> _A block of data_

— Begin —

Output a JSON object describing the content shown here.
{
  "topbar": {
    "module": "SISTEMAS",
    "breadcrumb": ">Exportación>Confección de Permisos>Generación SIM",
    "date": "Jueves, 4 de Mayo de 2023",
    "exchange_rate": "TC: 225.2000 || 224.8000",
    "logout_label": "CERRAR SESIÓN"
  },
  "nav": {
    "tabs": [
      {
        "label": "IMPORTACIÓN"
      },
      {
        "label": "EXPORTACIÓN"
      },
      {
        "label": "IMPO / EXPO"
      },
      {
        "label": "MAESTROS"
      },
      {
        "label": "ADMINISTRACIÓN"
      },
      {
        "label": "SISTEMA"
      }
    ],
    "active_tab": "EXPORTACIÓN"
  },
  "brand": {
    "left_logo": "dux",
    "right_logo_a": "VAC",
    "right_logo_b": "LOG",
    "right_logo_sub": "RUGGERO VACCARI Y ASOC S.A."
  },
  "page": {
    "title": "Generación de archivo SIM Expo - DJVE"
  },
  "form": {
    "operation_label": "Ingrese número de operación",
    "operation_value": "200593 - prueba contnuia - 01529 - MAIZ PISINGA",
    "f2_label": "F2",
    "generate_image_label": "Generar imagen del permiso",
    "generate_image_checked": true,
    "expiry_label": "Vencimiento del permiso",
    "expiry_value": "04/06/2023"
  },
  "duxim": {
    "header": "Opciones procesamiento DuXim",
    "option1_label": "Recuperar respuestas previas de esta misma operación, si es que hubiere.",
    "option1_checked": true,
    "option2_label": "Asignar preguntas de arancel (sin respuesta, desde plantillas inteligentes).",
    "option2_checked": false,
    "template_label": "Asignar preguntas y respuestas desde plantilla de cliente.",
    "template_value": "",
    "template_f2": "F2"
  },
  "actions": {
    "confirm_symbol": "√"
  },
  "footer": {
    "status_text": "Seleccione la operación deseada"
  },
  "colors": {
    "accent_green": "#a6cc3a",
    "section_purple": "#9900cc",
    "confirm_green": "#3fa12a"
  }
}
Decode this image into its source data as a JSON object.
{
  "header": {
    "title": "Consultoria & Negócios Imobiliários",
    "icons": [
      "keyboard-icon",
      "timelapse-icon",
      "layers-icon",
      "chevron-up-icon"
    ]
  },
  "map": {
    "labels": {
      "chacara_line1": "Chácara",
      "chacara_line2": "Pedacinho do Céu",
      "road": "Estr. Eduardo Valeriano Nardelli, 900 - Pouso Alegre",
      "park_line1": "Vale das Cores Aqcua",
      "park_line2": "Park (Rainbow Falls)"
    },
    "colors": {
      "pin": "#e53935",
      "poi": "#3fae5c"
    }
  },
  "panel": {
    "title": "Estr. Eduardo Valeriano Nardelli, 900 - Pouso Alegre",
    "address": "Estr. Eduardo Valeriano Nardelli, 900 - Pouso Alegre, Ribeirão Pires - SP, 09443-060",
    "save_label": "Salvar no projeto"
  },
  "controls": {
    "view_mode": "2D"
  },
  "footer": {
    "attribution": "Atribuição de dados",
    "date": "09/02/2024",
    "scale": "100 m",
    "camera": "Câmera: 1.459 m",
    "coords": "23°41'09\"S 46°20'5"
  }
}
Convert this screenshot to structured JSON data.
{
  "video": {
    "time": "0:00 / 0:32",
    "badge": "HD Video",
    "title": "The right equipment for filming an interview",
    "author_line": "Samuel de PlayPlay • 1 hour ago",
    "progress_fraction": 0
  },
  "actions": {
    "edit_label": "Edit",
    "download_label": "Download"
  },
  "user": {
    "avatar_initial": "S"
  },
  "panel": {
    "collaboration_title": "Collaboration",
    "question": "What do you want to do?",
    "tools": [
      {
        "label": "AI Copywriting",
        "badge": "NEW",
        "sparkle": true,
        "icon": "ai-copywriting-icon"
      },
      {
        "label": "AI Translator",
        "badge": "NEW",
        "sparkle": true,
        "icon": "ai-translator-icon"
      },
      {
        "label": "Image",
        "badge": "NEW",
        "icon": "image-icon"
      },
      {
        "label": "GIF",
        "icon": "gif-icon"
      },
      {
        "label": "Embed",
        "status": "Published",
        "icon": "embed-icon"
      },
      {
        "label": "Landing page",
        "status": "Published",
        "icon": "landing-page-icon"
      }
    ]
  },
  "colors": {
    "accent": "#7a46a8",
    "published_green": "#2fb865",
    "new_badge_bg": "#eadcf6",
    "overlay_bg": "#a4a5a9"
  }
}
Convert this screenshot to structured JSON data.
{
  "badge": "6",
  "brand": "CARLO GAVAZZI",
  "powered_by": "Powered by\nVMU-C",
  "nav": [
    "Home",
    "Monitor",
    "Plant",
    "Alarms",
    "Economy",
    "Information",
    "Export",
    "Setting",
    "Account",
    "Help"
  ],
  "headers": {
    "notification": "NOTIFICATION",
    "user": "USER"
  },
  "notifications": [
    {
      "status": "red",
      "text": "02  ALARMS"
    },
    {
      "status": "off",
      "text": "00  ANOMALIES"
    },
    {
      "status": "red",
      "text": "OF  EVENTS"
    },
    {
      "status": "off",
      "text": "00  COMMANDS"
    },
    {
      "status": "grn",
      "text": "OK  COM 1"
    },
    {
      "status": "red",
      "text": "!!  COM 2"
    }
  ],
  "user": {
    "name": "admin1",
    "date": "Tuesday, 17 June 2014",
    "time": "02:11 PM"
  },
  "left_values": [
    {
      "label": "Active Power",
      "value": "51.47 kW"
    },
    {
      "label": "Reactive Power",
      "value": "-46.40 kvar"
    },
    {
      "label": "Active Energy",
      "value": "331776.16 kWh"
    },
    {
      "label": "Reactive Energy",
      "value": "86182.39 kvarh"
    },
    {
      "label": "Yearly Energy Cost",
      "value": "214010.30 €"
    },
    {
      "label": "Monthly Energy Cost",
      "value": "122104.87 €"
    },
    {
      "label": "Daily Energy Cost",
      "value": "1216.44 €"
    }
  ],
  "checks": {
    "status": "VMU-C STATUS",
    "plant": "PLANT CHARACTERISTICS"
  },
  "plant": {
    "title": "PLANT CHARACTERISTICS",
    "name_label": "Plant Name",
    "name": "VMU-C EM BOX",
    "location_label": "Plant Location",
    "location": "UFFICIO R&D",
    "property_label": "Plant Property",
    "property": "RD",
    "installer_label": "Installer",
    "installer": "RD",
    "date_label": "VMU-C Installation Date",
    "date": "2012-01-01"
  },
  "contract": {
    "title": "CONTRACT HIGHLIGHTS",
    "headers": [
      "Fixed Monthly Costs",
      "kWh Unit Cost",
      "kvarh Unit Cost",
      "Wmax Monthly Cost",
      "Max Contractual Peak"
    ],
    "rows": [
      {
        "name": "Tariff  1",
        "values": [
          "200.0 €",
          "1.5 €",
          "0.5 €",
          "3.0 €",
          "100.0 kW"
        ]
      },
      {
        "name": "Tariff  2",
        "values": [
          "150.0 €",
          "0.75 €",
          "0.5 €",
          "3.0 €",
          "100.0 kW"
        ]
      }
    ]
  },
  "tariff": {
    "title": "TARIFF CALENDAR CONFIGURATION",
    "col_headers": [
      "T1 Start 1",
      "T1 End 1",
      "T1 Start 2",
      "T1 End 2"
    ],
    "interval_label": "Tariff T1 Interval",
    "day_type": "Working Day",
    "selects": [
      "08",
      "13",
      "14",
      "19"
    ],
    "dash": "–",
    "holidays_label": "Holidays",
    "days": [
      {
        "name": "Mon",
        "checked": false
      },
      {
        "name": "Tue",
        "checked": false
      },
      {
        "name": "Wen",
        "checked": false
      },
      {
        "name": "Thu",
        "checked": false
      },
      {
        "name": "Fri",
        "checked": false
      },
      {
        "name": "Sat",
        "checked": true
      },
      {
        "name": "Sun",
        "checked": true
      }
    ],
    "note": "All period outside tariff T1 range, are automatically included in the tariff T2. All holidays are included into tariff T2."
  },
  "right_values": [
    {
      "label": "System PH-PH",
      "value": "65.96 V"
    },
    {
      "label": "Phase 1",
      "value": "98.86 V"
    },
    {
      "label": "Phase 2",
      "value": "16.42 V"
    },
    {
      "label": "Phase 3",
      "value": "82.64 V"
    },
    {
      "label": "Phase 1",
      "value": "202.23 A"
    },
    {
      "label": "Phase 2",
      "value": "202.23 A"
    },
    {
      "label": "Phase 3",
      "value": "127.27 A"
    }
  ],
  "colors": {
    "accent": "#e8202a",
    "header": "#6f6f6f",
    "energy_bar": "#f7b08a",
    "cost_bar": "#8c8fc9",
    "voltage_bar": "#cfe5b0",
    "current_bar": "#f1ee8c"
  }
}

— End —

> _Task instructions_
Look for the word "object" and return every line where it occurs.

> _Result of this task_
Output a JSON object describing the content shown here.
Decode this image into its source data as a JSON object.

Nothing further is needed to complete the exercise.